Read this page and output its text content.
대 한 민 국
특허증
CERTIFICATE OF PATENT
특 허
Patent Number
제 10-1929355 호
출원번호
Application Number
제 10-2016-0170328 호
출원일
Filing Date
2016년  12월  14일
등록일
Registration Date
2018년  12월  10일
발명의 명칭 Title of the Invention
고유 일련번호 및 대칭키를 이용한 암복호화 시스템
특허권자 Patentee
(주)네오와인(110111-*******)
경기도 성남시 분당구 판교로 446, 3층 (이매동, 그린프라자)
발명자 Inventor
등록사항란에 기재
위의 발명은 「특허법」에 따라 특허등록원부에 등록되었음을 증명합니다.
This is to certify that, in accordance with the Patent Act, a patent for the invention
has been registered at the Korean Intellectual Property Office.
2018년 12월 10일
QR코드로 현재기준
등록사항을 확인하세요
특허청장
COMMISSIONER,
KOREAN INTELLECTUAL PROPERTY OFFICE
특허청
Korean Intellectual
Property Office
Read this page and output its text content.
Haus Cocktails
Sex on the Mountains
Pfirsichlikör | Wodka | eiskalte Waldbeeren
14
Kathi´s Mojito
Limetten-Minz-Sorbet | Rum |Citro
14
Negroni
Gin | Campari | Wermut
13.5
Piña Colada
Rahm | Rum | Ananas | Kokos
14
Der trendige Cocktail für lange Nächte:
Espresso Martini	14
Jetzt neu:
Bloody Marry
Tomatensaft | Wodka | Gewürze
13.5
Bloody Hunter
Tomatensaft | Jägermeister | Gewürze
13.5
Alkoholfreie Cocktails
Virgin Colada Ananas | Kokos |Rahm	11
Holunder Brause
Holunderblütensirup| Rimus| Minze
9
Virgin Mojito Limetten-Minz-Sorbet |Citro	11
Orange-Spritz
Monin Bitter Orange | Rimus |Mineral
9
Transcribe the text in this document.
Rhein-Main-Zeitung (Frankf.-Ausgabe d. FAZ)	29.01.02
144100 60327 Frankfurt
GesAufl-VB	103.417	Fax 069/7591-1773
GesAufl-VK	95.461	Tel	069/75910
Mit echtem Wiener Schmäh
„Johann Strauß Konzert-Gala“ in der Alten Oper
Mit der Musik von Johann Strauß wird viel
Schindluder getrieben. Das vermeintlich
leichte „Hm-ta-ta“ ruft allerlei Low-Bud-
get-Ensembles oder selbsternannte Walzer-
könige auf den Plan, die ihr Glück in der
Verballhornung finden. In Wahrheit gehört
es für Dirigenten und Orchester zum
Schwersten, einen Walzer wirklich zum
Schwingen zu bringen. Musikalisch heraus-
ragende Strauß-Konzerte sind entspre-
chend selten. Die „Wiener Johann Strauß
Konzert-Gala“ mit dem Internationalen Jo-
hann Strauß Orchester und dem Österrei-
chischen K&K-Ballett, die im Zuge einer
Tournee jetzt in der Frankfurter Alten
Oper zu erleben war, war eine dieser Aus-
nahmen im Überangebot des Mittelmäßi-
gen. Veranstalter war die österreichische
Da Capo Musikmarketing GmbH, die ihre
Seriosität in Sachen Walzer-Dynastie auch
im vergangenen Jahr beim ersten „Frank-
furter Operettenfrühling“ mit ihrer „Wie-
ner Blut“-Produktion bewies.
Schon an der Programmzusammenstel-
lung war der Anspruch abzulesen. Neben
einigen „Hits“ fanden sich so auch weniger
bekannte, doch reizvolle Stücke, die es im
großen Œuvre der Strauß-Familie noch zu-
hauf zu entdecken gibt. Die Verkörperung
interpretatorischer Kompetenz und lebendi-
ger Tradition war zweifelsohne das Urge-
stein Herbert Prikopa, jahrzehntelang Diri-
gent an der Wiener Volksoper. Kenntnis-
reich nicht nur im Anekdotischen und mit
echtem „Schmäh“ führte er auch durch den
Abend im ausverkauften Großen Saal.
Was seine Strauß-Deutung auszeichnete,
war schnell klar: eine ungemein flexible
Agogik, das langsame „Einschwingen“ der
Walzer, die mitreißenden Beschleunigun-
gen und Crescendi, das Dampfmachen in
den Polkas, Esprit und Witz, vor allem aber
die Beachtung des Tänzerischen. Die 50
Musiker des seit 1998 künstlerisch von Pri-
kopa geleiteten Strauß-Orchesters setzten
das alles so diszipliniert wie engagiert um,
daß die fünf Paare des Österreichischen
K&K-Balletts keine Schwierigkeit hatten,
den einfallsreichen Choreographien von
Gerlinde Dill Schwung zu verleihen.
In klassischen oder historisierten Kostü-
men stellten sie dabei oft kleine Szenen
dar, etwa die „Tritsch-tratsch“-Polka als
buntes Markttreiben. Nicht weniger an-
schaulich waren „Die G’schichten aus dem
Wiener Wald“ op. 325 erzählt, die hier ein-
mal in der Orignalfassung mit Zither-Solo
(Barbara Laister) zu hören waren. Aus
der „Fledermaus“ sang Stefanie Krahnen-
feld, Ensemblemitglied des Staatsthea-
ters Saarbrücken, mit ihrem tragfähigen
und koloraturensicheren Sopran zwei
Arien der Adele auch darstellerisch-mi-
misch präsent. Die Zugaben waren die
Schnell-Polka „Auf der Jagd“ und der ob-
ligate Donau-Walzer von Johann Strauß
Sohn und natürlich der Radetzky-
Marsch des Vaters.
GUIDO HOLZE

• **Directions for this task**:
Gather and return every line that holds the string "Gala".

• **Solution for this problem**:
„Johann Strauß Konzert-Gala“ in der Alten Oper
Konzert-Gala“ mit dem Internationalen Jo-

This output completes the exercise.